Copy every line that contains the string "JSON" from the entries below.

:: PROVIDED MATERIAL

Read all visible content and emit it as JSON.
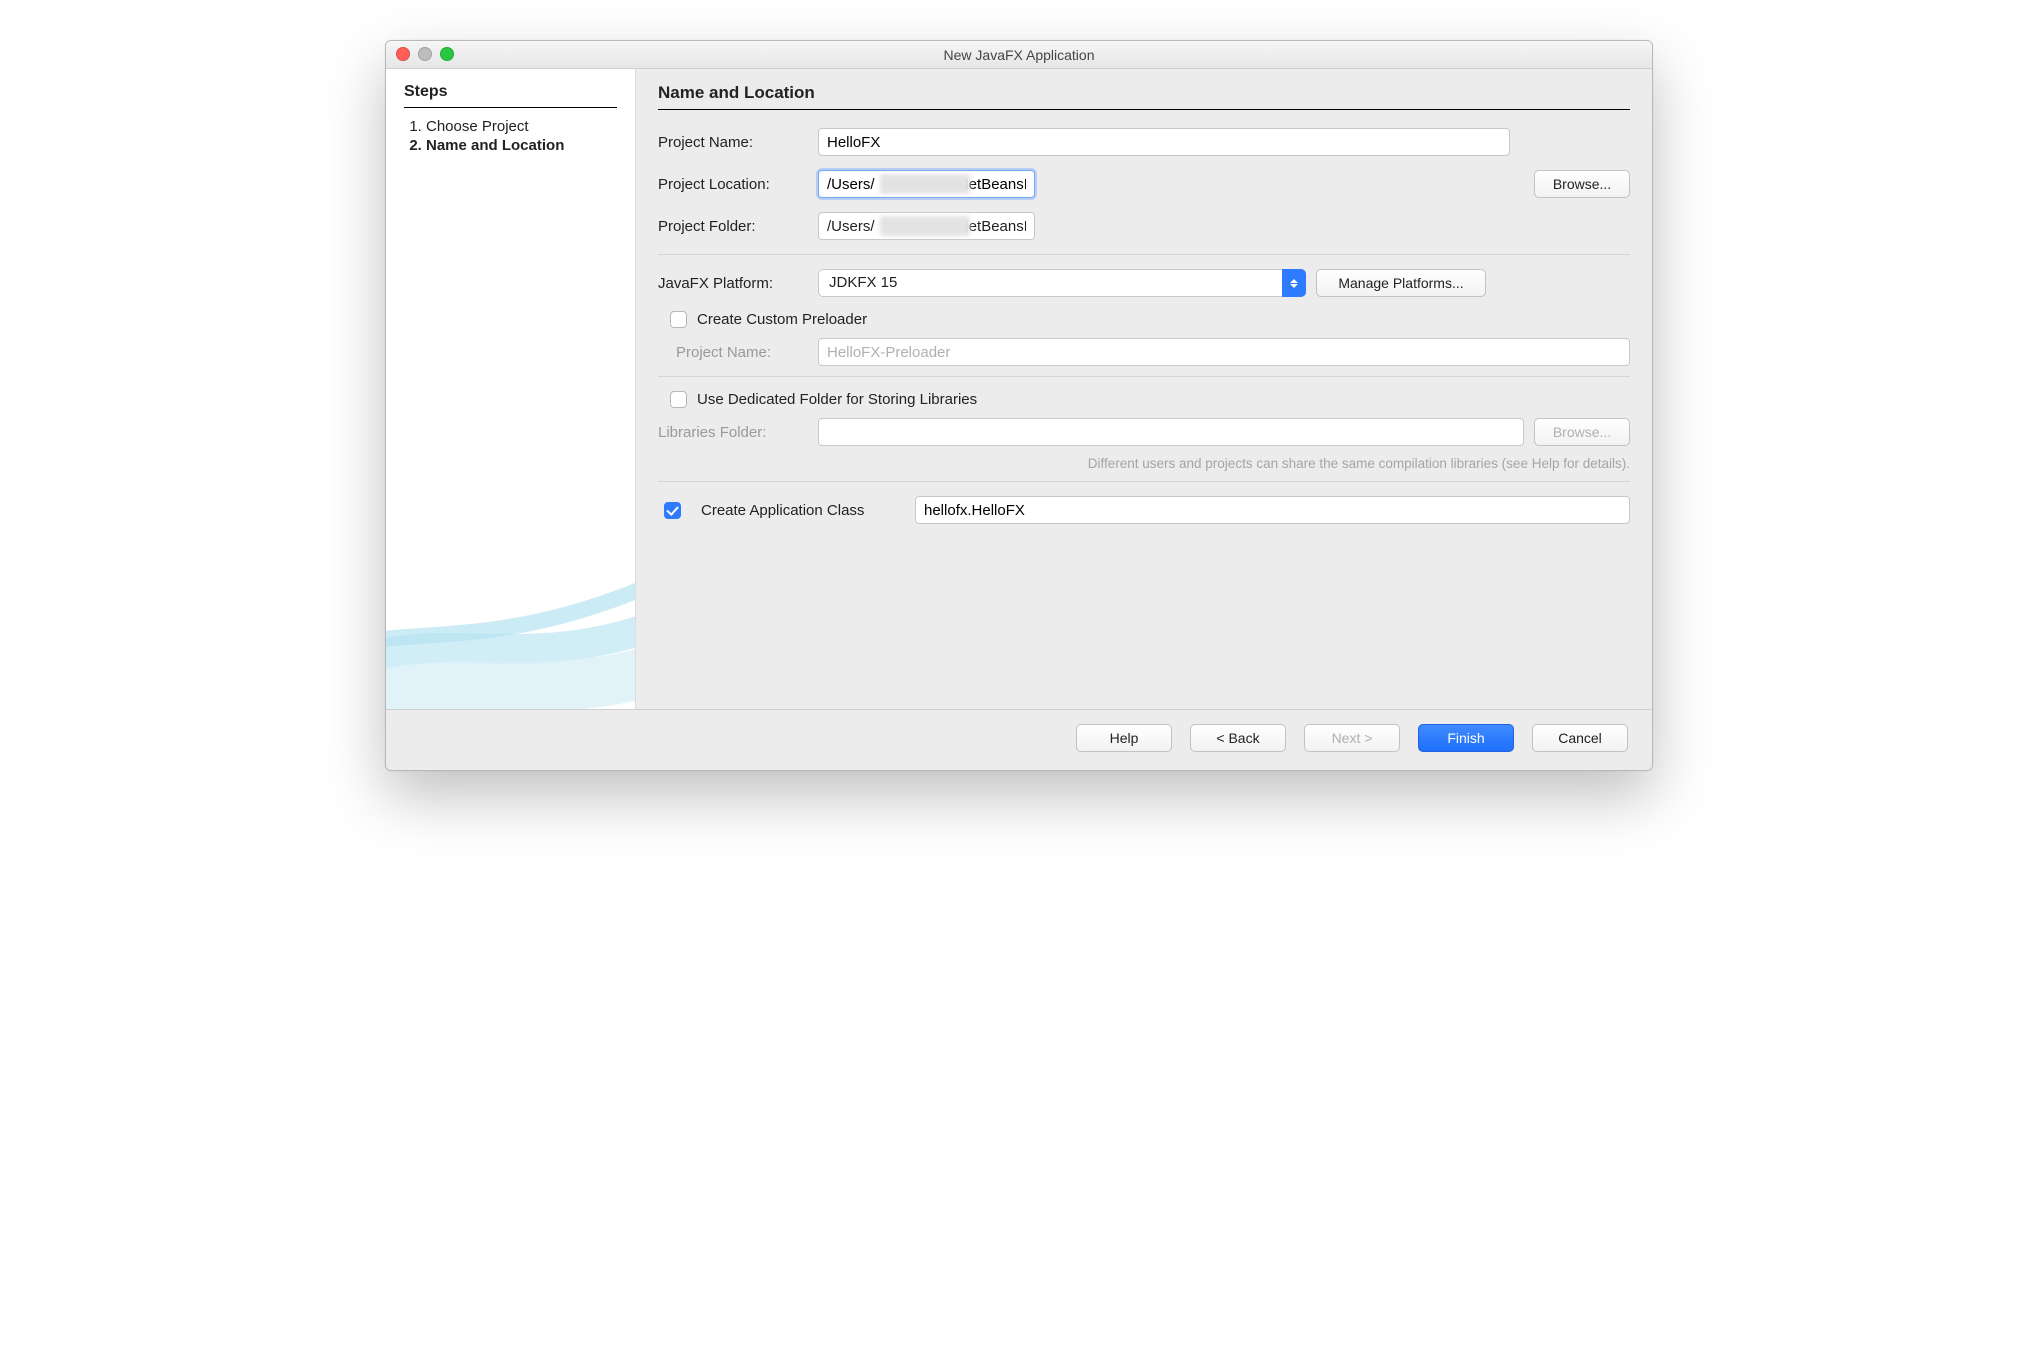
{
  "window": {
    "title": "New JavaFX Application"
  },
  "sidebar": {
    "heading": "Steps",
    "steps": [
      "Choose Project",
      "Name and Location"
    ],
    "current_index": 1
  },
  "main": {
    "heading": "Name and Location",
    "project_name_label": "Project Name:",
    "project_name_value": "HelloFX",
    "project_location_label": "Project Location:",
    "project_location_value": "/Users/                   /NetBeansProjects/Samples",
    "browse_label": "Browse...",
    "project_folder_label": "Project Folder:",
    "project_folder_value": "/Users/                   /NetBeansProjects/Samples/HelloFX",
    "platform_label": "JavaFX Platform:",
    "platform_value": "JDKFX 15",
    "manage_platforms_label": "Manage Platforms...",
    "preloader_checkbox_label": "Create Custom Preloader",
    "preloader_checked": false,
    "preloader_name_label": "Project Name:",
    "preloader_name_value": "HelloFX-Preloader",
    "dedicated_folder_label": "Use Dedicated Folder for Storing Libraries",
    "dedicated_folder_checked": false,
    "libraries_folder_label": "Libraries Folder:",
    "libraries_folder_value": "",
    "libraries_browse_label": "Browse...",
    "hint": "Different users and projects can share the same compilation libraries (see Help for details).",
    "app_class_checked": true,
    "app_class_label": "Create Application Class",
    "app_class_value": "hellofx.HelloFX"
  },
  "footer": {
    "help": "Help",
    "back": "< Back",
    "next": "Next >",
    "finish": "Finish",
    "cancel": "Cancel"
  }
}
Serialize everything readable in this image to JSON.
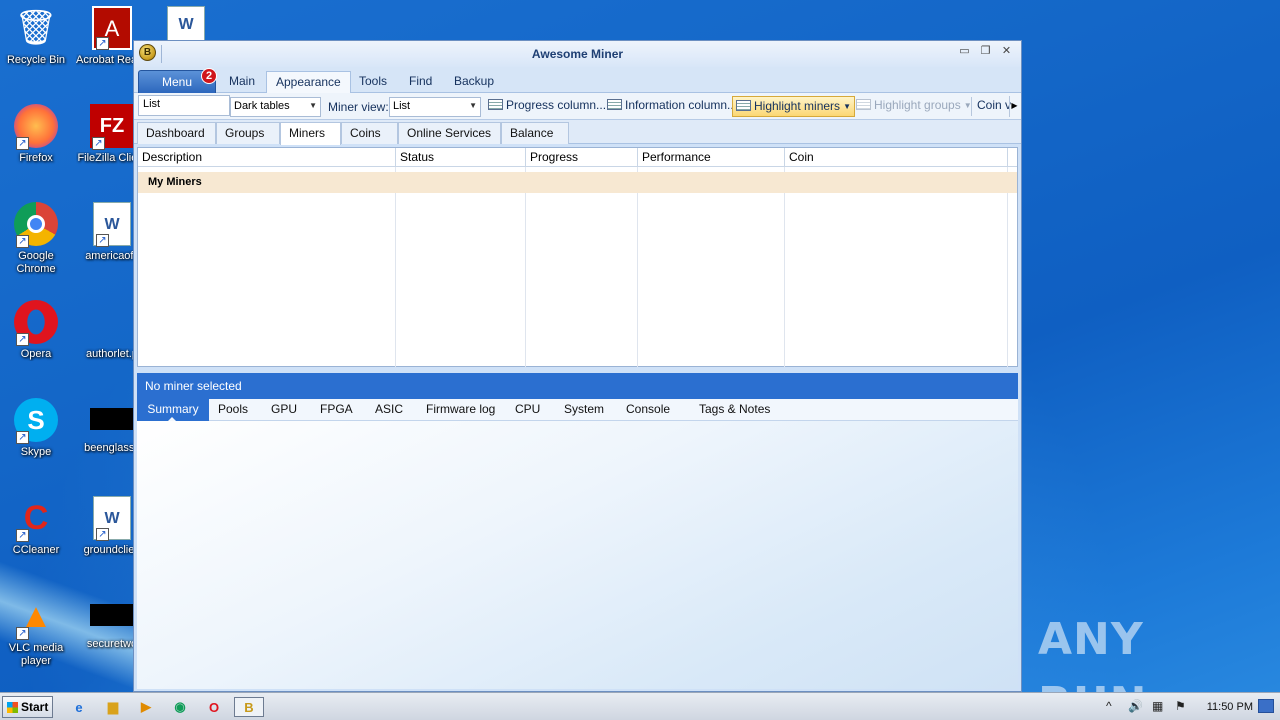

::::

* **FULL SOLUTION**:
Read all visible content and emit it as JSON.
Serialize everything readable in this image to JSON.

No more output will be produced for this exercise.